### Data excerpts
------------------------------------------------

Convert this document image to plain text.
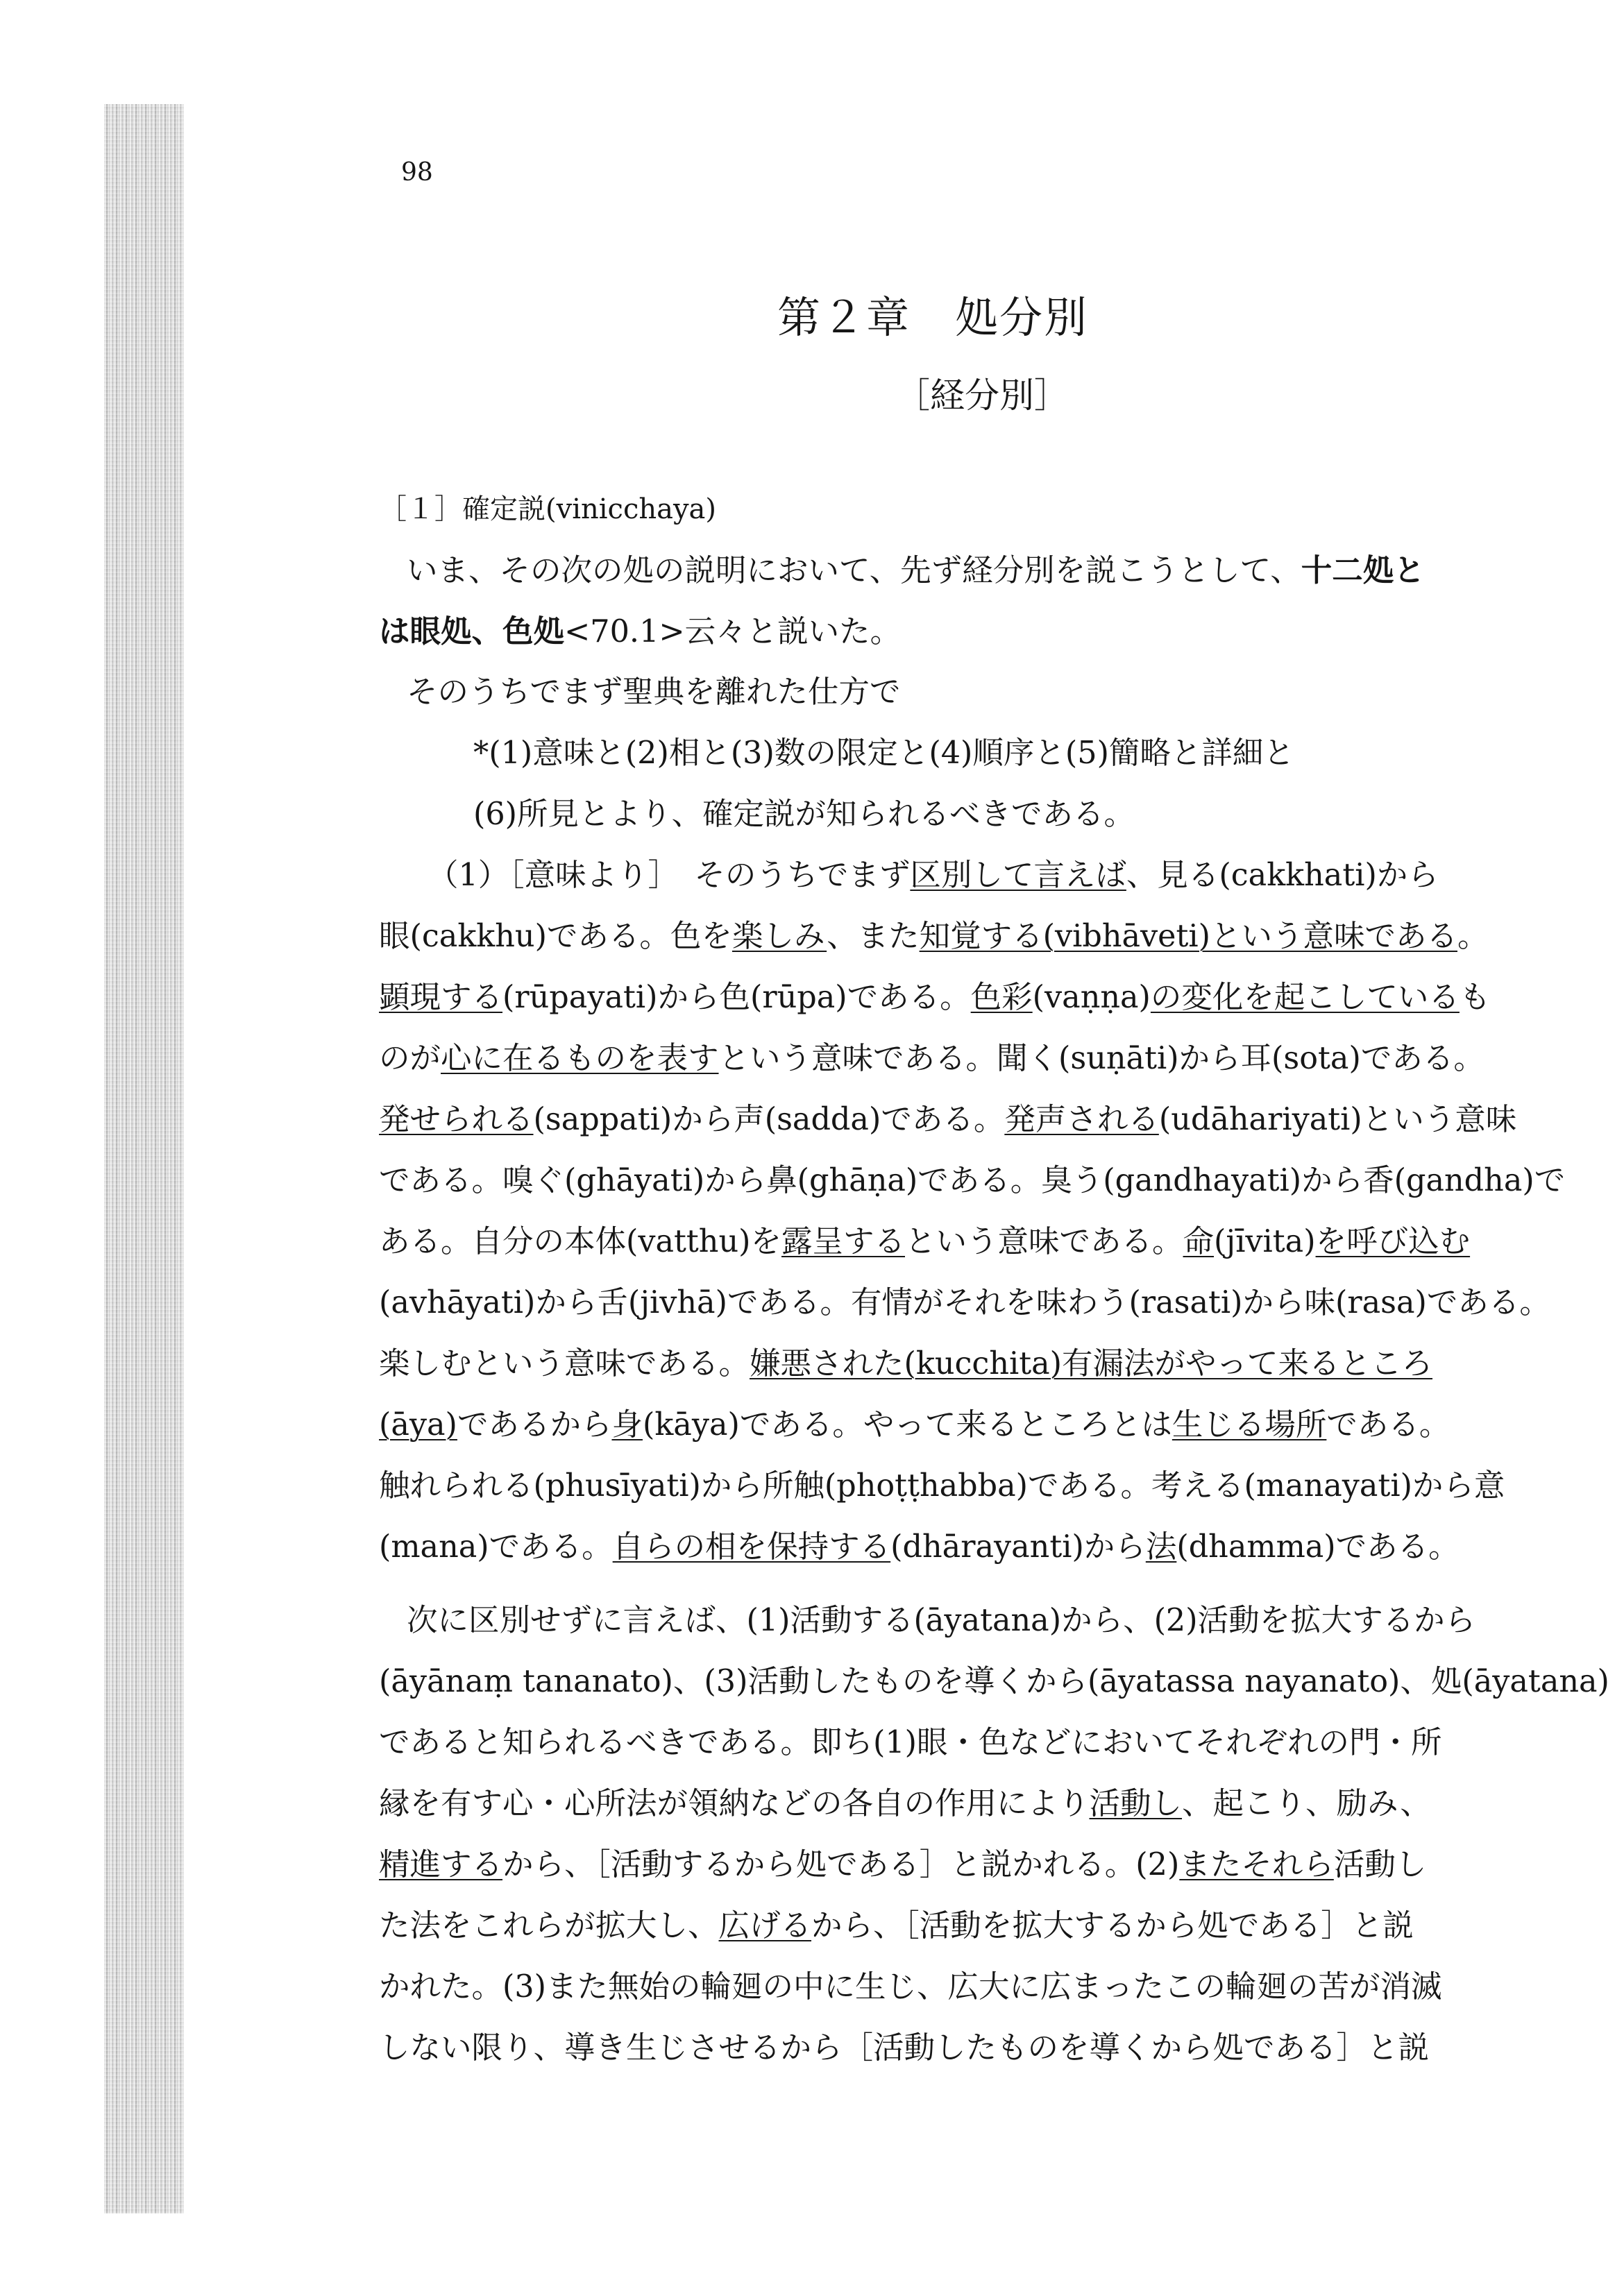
98
第２章　処分別
［経分別］
［１］確定説(vinicchaya)
いま、その次の処の説明において、先ず経分別を説こうとして、十二処と
は眼処、色処<70.1>云々と説いた。
そのうちでまず聖典を離れた仕方で
*(1)意味と(2)相と(3)数の限定と(4)順序と(5)簡略と詳細と
(6)所見とより、確定説が知られるべきである。
（1）［意味より］　そのうちでまず区別して言えば、見る(cakkhati)から
眼(cakkhu)である。色を楽しみ、また知覚する(vibhāveti)という意味である。
顕現する(rūpayati)から色(rūpa)である。色彩(vaṇṇa)の変化を起こしているも
のが心に在るものを表すという意味である。聞く(suṇāti)から耳(sota)である。
発せられる(sappati)から声(sadda)である。発声される(udāhariyati)という意味
である。嗅ぐ(ghāyati)から鼻(ghāṇa)である。臭う(gandhayati)から香(gandha)で
ある。自分の本体(vatthu)を露呈するという意味である。命(jīvita)を呼び込む
(avhāyati)から舌(jivhā)である。有情がそれを味わう(rasati)から味(rasa)である。
楽しむという意味である。嫌悪された(kucchita)有漏法がやって来るところ
(āya)であるから身(kāya)である。やって来るところとは生じる場所である。
触れられる(phusīyati)から所触(phoṭṭhabba)である。考える(manayati)から意
(mana)である。自らの相を保持する(dhārayanti)から法(dhamma)である。
次に区別せずに言えば、(1)活動する(āyatana)から、(2)活動を拡大するから
(āyānaṃ tananato)、(3)活動したものを導くから(āyatassa nayanato)、処(āyatana)
であると知られるべきである。即ち(1)眼・色などにおいてそれぞれの門・所
縁を有す心・心所法が領納などの各自の作用により活動し、起こり、励み、
精進するから、［活動するから処である］と説かれる。(2)またそれら活動し
た法をこれらが拡大し、広げるから、［活動を拡大するから処である］と説
かれた。(3)また無始の輪廻の中に生じ、広大に広まったこの輪廻の苦が消滅
しない限り、導き生じさせるから［活動したものを導くから処である］と説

------------------------------------------------

### GOAL
Quote the listing above in full, except for the pictures.

### TASK RESULT
Convert this document image to plain text.
98
第２章　処分別
［経分別］
［１］確定説(vinicchaya)
いま、その次の処の説明において、先ず経分別を説こうとして、十二処と
は眼処、色処<70.1>云々と説いた。
そのうちでまず聖典を離れた仕方で
*(1)意味と(2)相と(3)数の限定と(4)順序と(5)簡略と詳細と
(6)所見とより、確定説が知られるべきである。
（1）［意味より］　そのうちでまず区別して言えば、見る(cakkhati)から
眼(cakkhu)である。色を楽しみ、また知覚する(vibhāveti)という意味である。
顕現する(rūpayati)から色(rūpa)である。色彩(vaṇṇa)の変化を起こしているも
のが心に在るものを表すという意味である。聞く(suṇāti)から耳(sota)である。
発せられる(sappati)から声(sadda)である。発声される(udāhariyati)という意味
である。嗅ぐ(ghāyati)から鼻(ghāṇa)である。臭う(gandhayati)から香(gandha)で
ある。自分の本体(vatthu)を露呈するという意味である。命(jīvita)を呼び込む
(avhāyati)から舌(jivhā)である。有情がそれを味わう(rasati)から味(rasa)である。
楽しむという意味である。嫌悪された(kucchita)有漏法がやって来るところ
(āya)であるから身(kāya)である。やって来るところとは生じる場所である。
触れられる(phusīyati)から所触(phoṭṭhabba)である。考える(manayati)から意
(mana)である。自らの相を保持する(dhārayanti)から法(dhamma)である。
次に区別せずに言えば、(1)活動する(āyatana)から、(2)活動を拡大するから
(āyānaṃ tananato)、(3)活動したものを導くから(āyatassa nayanato)、処(āyatana)
であると知られるべきである。即ち(1)眼・色などにおいてそれぞれの門・所
縁を有す心・心所法が領納などの各自の作用により活動し、起こり、励み、
精進するから、［活動するから処である］と説かれる。(2)またそれら活動し
た法をこれらが拡大し、広げるから、［活動を拡大するから処である］と説
かれた。(3)また無始の輪廻の中に生じ、広大に広まったこの輪廻の苦が消滅
しない限り、導き生じさせるから［活動したものを導くから処である］と説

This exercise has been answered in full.